# Instruction
Where a line of the listing below includes the word "this", reproduce that line.

Collected data:
■ ■ ■ ■

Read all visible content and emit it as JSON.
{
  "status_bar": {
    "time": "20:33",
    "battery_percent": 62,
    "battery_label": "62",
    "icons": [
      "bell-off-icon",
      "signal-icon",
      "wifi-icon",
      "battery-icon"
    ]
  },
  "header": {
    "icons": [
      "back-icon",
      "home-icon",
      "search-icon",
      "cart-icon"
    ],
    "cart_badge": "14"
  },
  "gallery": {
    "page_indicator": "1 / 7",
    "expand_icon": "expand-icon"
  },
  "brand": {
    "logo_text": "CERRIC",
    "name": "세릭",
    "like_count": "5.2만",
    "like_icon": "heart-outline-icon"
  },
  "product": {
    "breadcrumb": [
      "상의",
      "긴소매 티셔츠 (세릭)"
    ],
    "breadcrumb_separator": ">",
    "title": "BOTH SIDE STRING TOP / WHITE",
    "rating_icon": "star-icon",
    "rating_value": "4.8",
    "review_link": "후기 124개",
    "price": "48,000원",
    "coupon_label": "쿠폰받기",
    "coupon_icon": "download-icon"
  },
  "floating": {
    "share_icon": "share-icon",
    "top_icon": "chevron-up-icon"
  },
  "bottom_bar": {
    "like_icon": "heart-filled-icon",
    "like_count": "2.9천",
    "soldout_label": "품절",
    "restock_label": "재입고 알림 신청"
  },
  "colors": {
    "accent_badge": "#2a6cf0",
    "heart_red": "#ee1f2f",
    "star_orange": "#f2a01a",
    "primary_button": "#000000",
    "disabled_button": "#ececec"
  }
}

■ ■ ■ ■

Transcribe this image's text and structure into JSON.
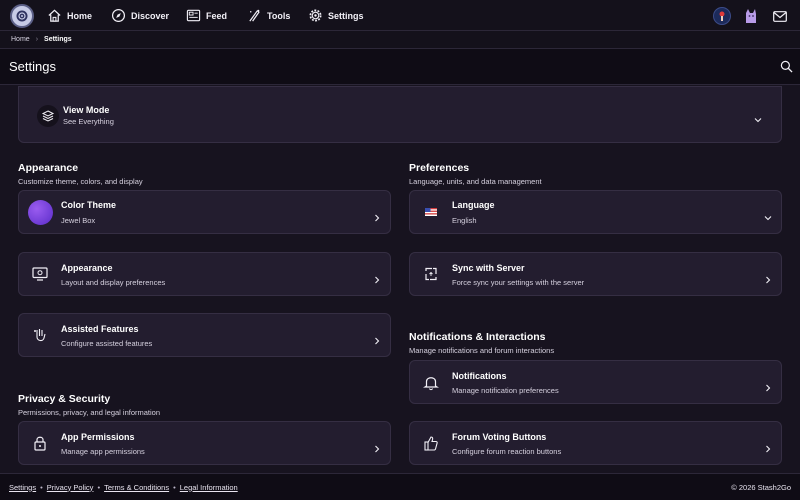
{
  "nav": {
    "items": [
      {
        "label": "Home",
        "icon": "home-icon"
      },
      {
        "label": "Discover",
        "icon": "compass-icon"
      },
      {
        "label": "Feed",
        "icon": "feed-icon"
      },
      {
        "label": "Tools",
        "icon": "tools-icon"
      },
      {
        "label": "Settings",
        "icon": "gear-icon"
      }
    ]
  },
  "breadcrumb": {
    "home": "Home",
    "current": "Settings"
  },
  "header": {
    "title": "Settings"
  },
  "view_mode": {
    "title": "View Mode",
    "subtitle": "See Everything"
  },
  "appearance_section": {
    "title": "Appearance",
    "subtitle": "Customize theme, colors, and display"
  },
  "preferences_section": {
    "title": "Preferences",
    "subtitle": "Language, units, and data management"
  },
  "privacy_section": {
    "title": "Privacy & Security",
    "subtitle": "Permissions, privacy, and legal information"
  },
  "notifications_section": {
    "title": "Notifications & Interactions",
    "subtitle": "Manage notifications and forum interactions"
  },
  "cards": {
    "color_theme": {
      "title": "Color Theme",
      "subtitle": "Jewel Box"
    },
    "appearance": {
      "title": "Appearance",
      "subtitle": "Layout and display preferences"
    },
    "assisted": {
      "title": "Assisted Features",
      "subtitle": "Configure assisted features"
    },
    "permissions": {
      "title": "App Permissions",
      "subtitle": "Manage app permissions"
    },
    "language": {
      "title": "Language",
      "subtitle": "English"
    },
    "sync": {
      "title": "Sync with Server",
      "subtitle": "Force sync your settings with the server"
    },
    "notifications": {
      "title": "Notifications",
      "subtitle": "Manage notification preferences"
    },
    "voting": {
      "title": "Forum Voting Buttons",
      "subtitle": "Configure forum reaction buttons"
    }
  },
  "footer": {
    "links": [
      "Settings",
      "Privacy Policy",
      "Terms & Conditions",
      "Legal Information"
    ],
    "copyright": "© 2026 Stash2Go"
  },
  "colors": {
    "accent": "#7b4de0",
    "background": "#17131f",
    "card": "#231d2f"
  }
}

■ ■ ■ ■

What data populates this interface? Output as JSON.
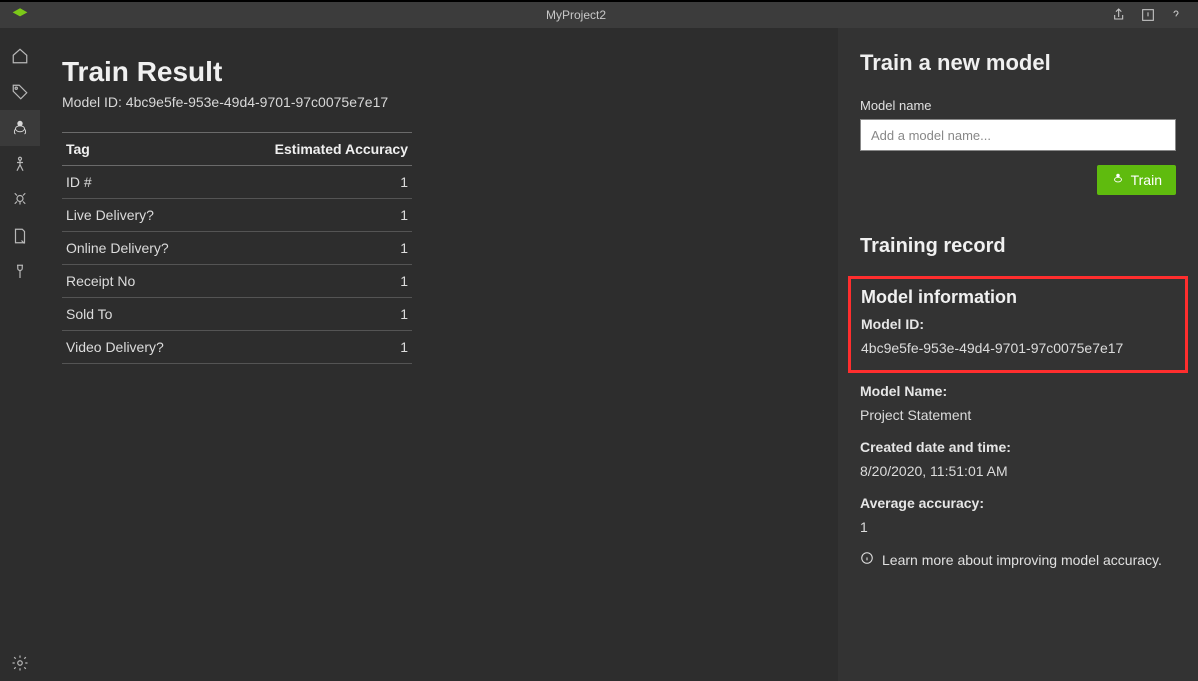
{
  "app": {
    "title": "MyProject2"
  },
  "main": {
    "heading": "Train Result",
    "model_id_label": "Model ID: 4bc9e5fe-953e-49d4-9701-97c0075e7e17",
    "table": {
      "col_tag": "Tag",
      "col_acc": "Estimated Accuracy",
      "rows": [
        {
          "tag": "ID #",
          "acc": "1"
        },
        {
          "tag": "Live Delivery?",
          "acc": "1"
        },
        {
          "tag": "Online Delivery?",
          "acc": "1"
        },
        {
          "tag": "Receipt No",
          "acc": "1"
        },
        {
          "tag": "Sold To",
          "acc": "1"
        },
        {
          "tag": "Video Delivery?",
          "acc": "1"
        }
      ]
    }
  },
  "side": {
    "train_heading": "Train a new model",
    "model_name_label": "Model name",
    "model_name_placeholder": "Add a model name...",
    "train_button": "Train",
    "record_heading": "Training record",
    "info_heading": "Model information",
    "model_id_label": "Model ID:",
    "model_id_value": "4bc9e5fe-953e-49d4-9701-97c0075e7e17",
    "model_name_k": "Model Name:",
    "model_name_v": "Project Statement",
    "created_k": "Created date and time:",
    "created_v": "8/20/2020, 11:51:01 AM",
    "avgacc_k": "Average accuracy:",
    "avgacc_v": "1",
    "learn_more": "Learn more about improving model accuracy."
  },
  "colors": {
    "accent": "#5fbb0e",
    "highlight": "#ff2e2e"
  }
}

■ ■ ■ ■

# Solution below
Transcribe this image's text and structure into JSON.
What data populates this interface? Output as JSON.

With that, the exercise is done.